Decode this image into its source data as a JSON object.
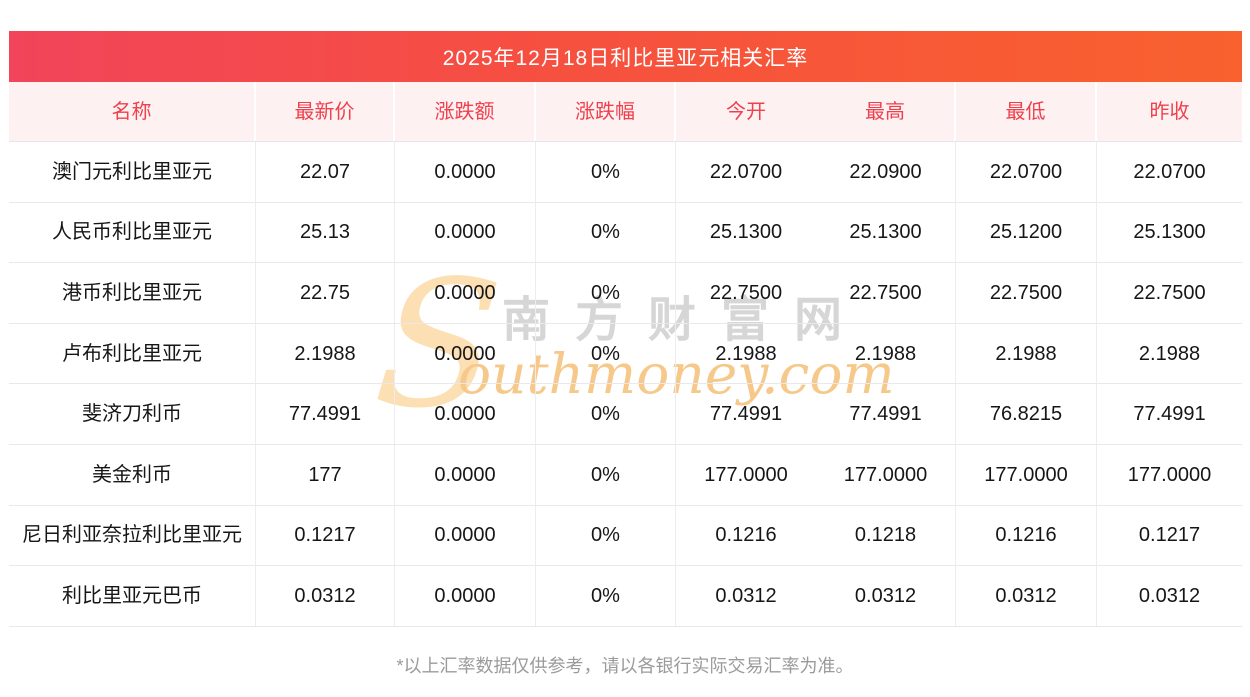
{
  "title": "2025年12月18日利比里亚元相关汇率",
  "table": {
    "columns": [
      "名称",
      "最新价",
      "涨跌额",
      "涨跌幅",
      "今开",
      "最高",
      "最低",
      "昨收"
    ],
    "rows": [
      [
        "澳门元利比里亚元",
        "22.07",
        "0.0000",
        "0%",
        "22.0700",
        "22.0900",
        "22.0700",
        "22.0700"
      ],
      [
        "人民币利比里亚元",
        "25.13",
        "0.0000",
        "0%",
        "25.1300",
        "25.1300",
        "25.1200",
        "25.1300"
      ],
      [
        "港币利比里亚元",
        "22.75",
        "0.0000",
        "0%",
        "22.7500",
        "22.7500",
        "22.7500",
        "22.7500"
      ],
      [
        "卢布利比里亚元",
        "2.1988",
        "0.0000",
        "0%",
        "2.1988",
        "2.1988",
        "2.1988",
        "2.1988"
      ],
      [
        "斐济刀利币",
        "77.4991",
        "0.0000",
        "0%",
        "77.4991",
        "77.4991",
        "76.8215",
        "77.4991"
      ],
      [
        "美金利币",
        "177",
        "0.0000",
        "0%",
        "177.0000",
        "177.0000",
        "177.0000",
        "177.0000"
      ],
      [
        "尼日利亚奈拉利比里亚元",
        "0.1217",
        "0.0000",
        "0%",
        "0.1216",
        "0.1218",
        "0.1216",
        "0.1217"
      ],
      [
        "利比里亚元巴币",
        "0.0312",
        "0.0000",
        "0%",
        "0.0312",
        "0.0312",
        "0.0312",
        "0.0312"
      ]
    ]
  },
  "watermark": {
    "s": "S",
    "cn": "南方财富网",
    "en": "outhmoney.com"
  },
  "footer": "*以上汇率数据仅供参考，请以各银行实际交易汇率为准。",
  "colors": {
    "title_gradient_left": "#f2445a",
    "title_gradient_right": "#f9612e",
    "title_text": "#ffffff",
    "header_bg": "#fdf1f2",
    "header_text": "#ef414d",
    "row_text": "#161616",
    "row_divider": "#e9e9ed",
    "footer_text": "#9b9b9b",
    "watermark_s": "#fcdfb2",
    "watermark_cn": "#d6d6d6",
    "watermark_en": "#f6c98b"
  }
}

============

• Set task: Every record above should be transcribed exactly; the pictures stay out of the copy.

• Result below:
Decode this image into its source data as a JSON object.
{
  "title": "2025年12月18日利比里亚元相关汇率",
  "table": {
    "columns": [
      "名称",
      "最新价",
      "涨跌额",
      "涨跌幅",
      "今开",
      "最高",
      "最低",
      "昨收"
    ],
    "rows": [
      [
        "澳门元利比里亚元",
        "22.07",
        "0.0000",
        "0%",
        "22.0700",
        "22.0900",
        "22.0700",
        "22.0700"
      ],
      [
        "人民币利比里亚元",
        "25.13",
        "0.0000",
        "0%",
        "25.1300",
        "25.1300",
        "25.1200",
        "25.1300"
      ],
      [
        "港币利比里亚元",
        "22.75",
        "0.0000",
        "0%",
        "22.7500",
        "22.7500",
        "22.7500",
        "22.7500"
      ],
      [
        "卢布利比里亚元",
        "2.1988",
        "0.0000",
        "0%",
        "2.1988",
        "2.1988",
        "2.1988",
        "2.1988"
      ],
      [
        "斐济刀利币",
        "77.4991",
        "0.0000",
        "0%",
        "77.4991",
        "77.4991",
        "76.8215",
        "77.4991"
      ],
      [
        "美金利币",
        "177",
        "0.0000",
        "0%",
        "177.0000",
        "177.0000",
        "177.0000",
        "177.0000"
      ],
      [
        "尼日利亚奈拉利比里亚元",
        "0.1217",
        "0.0000",
        "0%",
        "0.1216",
        "0.1218",
        "0.1216",
        "0.1217"
      ],
      [
        "利比里亚元巴币",
        "0.0312",
        "0.0000",
        "0%",
        "0.0312",
        "0.0312",
        "0.0312",
        "0.0312"
      ]
    ]
  },
  "watermark": {
    "s": "S",
    "cn": "南方财富网",
    "en": "outhmoney.com"
  },
  "footer": "*以上汇率数据仅供参考，请以各银行实际交易汇率为准。",
  "colors": {
    "title_gradient_left": "#f2445a",
    "title_gradient_right": "#f9612e",
    "title_text": "#ffffff",
    "header_bg": "#fdf1f2",
    "header_text": "#ef414d",
    "row_text": "#161616",
    "row_divider": "#e9e9ed",
    "footer_text": "#9b9b9b",
    "watermark_s": "#fcdfb2",
    "watermark_cn": "#d6d6d6",
    "watermark_en": "#f6c98b"
  }
}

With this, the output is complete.